• **Task objective**
Using the entries below, return word for word the lines from the one containing "Type out the text in this image." up to and including the last.

• **Provided material**
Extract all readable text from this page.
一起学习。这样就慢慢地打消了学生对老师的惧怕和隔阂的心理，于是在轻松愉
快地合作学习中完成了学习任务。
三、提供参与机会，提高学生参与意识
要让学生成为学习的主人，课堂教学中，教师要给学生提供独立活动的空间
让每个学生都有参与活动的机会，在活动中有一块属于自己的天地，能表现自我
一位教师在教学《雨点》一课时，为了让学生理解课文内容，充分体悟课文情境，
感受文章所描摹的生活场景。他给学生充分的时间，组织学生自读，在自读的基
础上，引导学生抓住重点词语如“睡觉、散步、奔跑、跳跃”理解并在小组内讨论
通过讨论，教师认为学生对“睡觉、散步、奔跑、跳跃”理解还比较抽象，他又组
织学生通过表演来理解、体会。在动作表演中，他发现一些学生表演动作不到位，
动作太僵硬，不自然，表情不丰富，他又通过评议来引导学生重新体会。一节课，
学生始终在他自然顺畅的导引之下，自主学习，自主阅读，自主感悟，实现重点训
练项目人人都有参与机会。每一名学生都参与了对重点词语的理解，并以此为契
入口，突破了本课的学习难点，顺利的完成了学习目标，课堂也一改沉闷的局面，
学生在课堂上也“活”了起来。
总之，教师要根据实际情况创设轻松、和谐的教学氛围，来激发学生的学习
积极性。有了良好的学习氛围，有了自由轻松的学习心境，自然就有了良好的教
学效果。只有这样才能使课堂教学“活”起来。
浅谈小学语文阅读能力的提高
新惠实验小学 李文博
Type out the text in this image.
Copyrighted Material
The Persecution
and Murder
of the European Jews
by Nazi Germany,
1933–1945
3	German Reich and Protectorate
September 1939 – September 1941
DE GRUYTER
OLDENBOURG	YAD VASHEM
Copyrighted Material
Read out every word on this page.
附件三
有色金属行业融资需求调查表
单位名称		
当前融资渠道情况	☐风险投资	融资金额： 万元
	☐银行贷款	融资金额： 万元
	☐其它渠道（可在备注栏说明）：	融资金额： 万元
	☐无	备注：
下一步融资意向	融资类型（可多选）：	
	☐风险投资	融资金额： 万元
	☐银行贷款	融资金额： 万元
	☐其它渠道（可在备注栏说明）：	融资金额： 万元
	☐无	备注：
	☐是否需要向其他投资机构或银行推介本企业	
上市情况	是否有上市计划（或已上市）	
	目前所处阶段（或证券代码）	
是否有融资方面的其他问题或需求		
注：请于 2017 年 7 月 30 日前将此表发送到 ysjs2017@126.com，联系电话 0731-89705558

• **Solution to the exercise**
Type out the text in this image.
Copyrighted Material
The Persecution
and Murder
of the European Jews
by Nazi Germany,
1933–1945
3	German Reich and Protectorate
September 1939 – September 1941
DE GRUYTER
OLDENBOURG	YAD VASHEM
Copyrighted Material
Read out every word on this page.
附件三
有色金属行业融资需求调查表
单位名称		
当前融资渠道情况	☐风险投资	融资金额： 万元
	☐银行贷款	融资金额： 万元
	☐其它渠道（可在备注栏说明）：	融资金额： 万元
	☐无	备注：
下一步融资意向	融资类型（可多选）：	
	☐风险投资	融资金额： 万元
	☐银行贷款	融资金额： 万元
	☐其它渠道（可在备注栏说明）：	融资金额： 万元
	☐无	备注：
	☐是否需要向其他投资机构或银行推介本企业	
上市情况	是否有上市计划（或已上市）	
	目前所处阶段（或证券代码）	
是否有融资方面的其他问题或需求		
注：请于 2017 年 7 月 30 日前将此表发送到 ysjs2017@126.com，联系电话 0731-89705558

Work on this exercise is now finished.